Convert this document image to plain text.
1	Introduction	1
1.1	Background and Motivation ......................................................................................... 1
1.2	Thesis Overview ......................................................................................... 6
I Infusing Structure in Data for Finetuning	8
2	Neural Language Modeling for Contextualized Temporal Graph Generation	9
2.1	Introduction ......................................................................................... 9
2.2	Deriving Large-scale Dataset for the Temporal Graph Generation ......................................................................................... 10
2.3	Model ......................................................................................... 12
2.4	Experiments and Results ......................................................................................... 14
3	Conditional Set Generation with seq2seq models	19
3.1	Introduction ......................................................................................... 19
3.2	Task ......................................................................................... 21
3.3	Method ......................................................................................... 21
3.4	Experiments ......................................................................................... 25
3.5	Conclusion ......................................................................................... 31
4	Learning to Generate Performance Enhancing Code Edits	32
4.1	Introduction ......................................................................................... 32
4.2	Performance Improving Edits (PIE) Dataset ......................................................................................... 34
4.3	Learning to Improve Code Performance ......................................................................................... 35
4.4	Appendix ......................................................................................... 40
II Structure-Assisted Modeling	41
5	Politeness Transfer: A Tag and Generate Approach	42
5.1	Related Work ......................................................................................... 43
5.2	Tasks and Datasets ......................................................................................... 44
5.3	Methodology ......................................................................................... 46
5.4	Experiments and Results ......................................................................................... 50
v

============

**Directive**
Show all lines from the listing above in which "Experiments" appears.

**Written answer**
2.4	Experiments and Results ......................................................................................... 14
3.4	Experiments ......................................................................................... 25
5.4	Experiments and Results ......................................................................................... 50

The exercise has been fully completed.